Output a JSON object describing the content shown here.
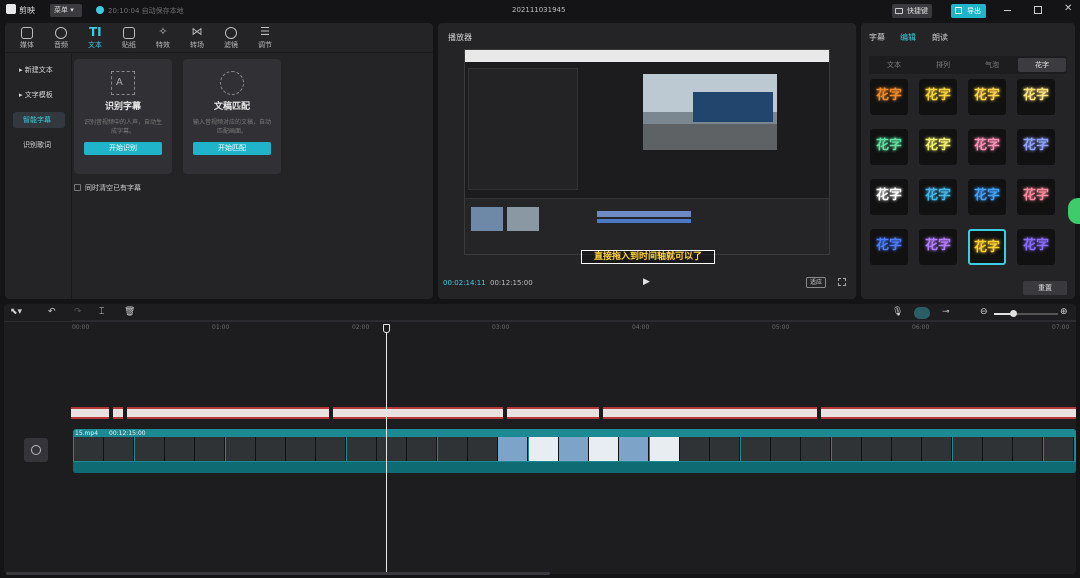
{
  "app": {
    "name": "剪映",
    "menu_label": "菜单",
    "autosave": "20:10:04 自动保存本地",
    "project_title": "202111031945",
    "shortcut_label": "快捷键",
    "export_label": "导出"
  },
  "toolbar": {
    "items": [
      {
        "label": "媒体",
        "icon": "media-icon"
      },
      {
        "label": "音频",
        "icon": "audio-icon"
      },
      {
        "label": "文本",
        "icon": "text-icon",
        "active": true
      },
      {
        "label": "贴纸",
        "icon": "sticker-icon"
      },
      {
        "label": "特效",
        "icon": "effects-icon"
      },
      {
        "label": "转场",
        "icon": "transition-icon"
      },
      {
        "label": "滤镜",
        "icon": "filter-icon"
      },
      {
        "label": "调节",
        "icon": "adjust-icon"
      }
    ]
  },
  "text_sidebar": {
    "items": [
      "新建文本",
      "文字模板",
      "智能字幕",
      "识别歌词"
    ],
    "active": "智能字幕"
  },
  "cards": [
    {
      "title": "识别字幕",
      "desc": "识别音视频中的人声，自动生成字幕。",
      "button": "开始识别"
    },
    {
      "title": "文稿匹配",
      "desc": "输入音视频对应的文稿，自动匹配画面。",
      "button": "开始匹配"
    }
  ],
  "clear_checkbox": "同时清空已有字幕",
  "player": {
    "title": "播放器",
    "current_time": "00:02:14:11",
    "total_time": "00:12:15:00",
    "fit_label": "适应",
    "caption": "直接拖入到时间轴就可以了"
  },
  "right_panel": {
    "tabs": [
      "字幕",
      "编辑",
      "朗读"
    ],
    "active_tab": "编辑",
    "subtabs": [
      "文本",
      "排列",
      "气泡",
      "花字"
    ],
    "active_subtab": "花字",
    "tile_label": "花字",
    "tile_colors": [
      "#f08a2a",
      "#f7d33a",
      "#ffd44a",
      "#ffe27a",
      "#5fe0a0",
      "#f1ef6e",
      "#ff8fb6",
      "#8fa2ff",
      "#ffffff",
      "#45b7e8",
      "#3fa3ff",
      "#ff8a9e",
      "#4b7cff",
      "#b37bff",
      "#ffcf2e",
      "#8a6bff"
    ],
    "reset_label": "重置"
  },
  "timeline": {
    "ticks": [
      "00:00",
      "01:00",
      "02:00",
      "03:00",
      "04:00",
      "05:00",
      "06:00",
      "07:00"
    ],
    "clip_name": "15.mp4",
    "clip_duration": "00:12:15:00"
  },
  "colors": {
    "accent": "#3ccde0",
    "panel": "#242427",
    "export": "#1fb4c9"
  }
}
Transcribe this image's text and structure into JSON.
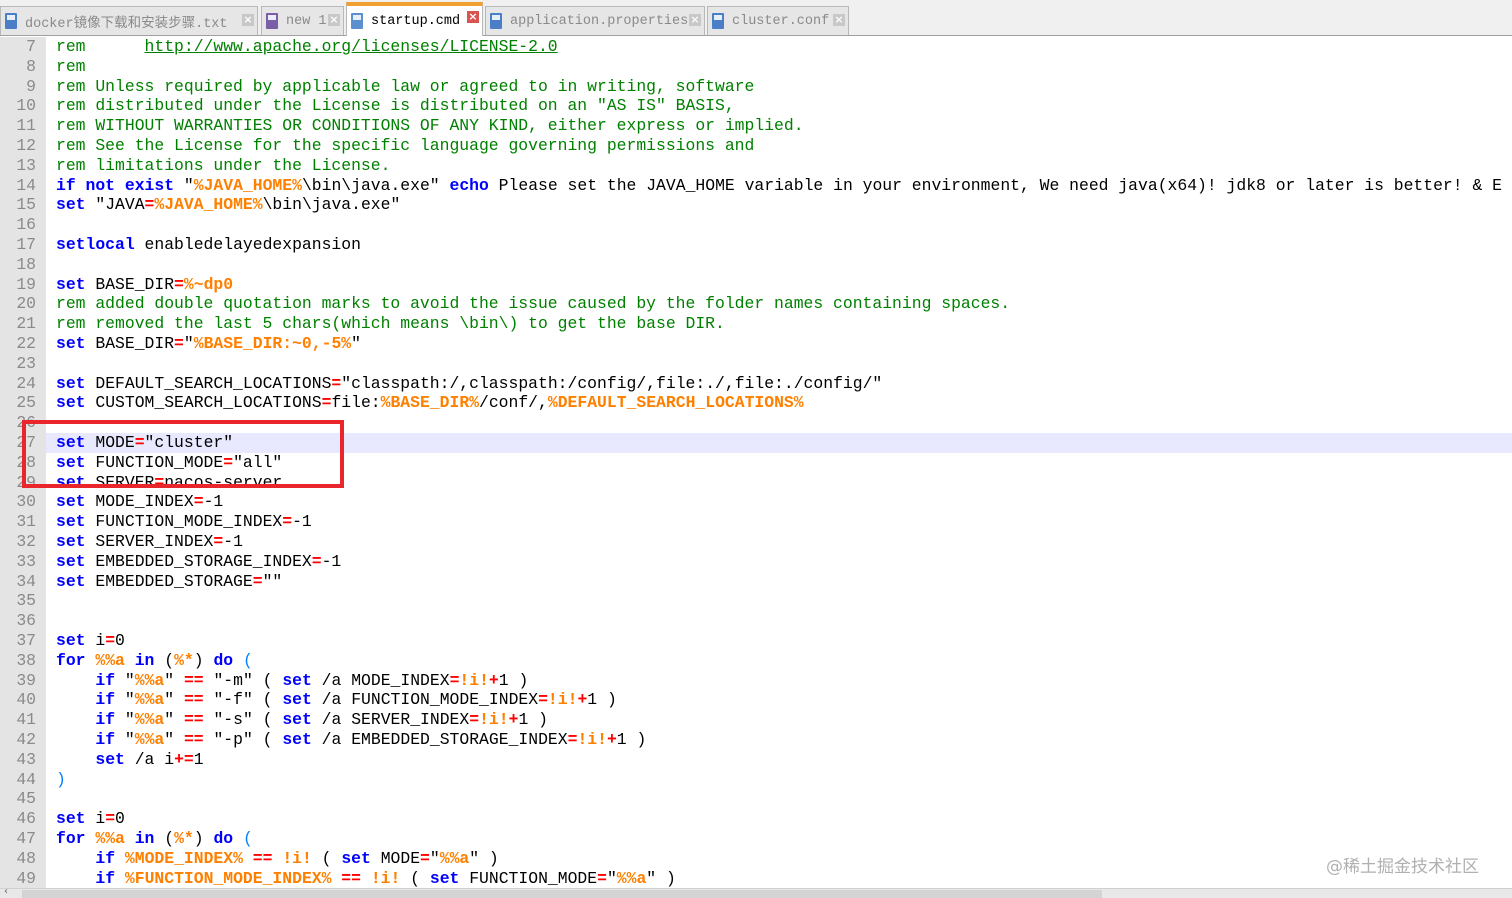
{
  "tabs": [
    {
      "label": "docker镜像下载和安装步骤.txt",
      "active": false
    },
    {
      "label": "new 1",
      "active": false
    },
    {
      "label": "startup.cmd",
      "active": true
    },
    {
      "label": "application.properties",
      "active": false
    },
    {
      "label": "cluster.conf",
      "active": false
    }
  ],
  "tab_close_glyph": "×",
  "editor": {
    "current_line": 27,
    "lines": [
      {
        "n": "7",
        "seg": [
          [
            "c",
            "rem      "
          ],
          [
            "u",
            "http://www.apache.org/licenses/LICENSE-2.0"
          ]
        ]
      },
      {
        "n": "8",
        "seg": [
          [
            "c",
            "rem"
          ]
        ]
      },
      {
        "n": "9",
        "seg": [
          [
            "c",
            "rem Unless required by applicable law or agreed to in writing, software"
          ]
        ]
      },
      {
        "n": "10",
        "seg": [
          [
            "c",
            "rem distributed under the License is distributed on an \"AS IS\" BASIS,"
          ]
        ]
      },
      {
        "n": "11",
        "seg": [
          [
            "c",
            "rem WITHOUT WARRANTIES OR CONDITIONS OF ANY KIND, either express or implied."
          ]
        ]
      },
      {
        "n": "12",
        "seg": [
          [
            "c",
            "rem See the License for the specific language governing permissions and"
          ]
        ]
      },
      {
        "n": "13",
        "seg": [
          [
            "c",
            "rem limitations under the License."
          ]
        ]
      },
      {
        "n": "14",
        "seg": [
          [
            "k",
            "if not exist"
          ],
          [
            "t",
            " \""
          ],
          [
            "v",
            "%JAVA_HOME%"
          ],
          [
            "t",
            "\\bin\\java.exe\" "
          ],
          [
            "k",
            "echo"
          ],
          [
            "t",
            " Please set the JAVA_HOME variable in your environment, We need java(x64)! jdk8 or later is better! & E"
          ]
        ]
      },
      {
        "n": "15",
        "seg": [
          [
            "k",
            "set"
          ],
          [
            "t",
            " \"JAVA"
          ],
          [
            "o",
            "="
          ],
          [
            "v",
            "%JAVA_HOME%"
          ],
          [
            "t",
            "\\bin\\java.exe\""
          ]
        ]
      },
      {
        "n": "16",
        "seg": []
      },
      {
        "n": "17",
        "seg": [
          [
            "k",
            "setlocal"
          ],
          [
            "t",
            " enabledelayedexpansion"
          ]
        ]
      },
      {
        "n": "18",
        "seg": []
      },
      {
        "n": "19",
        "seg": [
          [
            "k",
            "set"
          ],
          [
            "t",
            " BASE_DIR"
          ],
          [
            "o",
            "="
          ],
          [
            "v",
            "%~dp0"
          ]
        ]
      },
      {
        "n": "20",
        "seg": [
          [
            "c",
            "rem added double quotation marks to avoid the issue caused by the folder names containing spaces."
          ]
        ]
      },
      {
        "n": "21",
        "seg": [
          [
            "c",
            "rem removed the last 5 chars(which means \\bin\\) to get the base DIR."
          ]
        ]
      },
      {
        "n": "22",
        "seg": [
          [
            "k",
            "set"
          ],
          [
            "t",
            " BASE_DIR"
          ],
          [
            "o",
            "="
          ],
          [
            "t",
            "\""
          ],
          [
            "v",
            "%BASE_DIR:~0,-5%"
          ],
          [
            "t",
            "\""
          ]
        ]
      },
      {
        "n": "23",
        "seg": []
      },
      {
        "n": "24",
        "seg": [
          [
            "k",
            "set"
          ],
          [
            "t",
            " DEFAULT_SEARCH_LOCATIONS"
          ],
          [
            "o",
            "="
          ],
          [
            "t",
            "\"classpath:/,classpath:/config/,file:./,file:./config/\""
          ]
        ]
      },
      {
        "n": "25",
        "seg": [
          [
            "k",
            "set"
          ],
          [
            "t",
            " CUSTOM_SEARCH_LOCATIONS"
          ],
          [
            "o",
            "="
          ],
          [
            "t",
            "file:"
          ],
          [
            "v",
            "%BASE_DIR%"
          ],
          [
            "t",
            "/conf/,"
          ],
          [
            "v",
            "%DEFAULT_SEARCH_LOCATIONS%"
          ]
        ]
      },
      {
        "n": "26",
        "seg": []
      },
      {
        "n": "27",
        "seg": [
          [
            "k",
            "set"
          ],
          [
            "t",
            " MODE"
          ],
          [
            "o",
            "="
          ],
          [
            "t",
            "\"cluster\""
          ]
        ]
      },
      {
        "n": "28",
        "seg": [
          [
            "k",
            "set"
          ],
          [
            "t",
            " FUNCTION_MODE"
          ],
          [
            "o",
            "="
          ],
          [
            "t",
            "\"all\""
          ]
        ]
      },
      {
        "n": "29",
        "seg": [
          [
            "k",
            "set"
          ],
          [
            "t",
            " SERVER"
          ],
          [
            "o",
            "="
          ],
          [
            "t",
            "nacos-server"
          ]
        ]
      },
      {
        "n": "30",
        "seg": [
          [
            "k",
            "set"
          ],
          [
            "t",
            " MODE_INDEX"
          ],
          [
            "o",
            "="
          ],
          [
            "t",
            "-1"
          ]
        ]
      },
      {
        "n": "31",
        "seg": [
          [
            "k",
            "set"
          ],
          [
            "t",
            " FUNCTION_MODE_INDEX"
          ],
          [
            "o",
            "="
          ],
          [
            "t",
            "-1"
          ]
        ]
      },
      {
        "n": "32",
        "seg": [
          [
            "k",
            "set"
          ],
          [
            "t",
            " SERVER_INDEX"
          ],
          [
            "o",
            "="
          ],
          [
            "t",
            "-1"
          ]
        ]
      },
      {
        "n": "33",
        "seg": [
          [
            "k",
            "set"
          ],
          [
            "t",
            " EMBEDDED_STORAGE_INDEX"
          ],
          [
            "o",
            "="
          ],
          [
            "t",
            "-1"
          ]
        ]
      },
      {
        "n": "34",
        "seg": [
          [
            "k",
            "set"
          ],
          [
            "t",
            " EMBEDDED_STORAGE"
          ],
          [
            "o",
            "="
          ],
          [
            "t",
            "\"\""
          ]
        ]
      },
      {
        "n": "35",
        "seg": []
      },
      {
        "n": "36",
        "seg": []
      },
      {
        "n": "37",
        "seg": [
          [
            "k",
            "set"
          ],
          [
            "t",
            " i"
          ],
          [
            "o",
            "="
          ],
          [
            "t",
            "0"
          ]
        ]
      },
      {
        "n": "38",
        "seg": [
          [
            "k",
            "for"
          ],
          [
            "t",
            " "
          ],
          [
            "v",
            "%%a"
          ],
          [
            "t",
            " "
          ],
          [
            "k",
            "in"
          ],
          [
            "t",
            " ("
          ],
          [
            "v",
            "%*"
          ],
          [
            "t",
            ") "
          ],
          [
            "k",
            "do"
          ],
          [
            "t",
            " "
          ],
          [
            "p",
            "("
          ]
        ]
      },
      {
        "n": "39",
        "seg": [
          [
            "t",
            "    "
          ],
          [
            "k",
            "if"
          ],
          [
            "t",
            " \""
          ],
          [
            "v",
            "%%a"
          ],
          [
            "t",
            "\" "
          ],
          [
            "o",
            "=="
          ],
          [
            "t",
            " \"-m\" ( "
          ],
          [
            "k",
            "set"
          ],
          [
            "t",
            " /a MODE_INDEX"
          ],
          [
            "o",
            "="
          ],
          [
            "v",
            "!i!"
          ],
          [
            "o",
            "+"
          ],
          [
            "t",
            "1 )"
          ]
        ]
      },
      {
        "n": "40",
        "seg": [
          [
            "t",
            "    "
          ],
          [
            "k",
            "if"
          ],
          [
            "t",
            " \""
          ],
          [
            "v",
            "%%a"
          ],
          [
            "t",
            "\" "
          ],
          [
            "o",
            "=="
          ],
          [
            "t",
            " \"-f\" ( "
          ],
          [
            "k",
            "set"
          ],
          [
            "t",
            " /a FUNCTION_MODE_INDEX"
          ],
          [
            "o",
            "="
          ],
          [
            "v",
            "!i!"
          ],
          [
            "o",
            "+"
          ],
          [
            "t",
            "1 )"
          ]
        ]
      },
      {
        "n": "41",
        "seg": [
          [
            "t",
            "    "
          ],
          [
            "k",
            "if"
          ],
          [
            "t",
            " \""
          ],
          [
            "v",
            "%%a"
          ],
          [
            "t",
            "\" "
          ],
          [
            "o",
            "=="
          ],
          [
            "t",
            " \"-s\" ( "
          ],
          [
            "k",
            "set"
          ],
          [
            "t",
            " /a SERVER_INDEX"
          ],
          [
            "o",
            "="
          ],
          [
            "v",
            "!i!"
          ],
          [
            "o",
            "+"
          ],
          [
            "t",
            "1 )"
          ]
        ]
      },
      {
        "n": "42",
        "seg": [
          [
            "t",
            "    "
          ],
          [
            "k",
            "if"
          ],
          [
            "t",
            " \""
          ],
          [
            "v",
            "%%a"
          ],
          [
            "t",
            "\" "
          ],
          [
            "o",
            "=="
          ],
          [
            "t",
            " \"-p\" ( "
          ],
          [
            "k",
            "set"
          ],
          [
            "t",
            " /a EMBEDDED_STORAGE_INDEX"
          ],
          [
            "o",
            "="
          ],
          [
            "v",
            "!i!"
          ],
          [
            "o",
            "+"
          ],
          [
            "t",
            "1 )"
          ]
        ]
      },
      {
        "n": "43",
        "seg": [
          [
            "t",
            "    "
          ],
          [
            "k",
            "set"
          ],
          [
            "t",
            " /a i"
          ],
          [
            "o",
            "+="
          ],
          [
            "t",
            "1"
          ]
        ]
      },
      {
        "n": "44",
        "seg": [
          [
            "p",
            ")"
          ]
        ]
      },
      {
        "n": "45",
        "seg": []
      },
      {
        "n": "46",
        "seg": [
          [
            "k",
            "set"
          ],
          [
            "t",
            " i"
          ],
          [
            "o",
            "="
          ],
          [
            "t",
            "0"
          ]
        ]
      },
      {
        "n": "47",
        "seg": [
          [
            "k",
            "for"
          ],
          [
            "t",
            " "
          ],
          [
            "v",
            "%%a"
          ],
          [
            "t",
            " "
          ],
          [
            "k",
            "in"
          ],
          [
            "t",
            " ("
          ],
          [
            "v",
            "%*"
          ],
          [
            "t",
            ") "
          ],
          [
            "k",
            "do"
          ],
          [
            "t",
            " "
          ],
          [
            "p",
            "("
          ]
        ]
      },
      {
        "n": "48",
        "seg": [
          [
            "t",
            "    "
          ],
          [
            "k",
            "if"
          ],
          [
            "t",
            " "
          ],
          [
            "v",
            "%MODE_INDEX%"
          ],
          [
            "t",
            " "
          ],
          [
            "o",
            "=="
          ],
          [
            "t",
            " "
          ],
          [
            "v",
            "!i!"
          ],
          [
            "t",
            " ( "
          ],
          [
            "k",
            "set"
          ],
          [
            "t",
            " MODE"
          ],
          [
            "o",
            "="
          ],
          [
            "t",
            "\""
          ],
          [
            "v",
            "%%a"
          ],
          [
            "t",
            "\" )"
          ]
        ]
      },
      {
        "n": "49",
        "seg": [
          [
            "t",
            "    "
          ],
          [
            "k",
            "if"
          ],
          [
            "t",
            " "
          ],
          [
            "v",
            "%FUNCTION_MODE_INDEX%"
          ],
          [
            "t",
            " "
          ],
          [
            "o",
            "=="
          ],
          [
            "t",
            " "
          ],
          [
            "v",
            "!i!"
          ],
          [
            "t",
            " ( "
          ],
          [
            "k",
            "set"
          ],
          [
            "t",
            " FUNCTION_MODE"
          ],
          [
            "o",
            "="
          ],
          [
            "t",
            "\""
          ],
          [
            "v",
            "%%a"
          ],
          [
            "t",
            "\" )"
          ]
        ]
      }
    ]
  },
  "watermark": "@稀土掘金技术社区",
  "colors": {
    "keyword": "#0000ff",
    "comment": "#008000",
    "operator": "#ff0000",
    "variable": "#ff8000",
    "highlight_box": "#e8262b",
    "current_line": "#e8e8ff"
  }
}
——————————
_What you should do:_
Collect every line from the records above that contains the word "variable".

_Exercise output:_
            " Please set the JAVA_HOME variable in your environment, We need java(x64)! jdk8 or later is better! & E"
    "variable": "#ff8000",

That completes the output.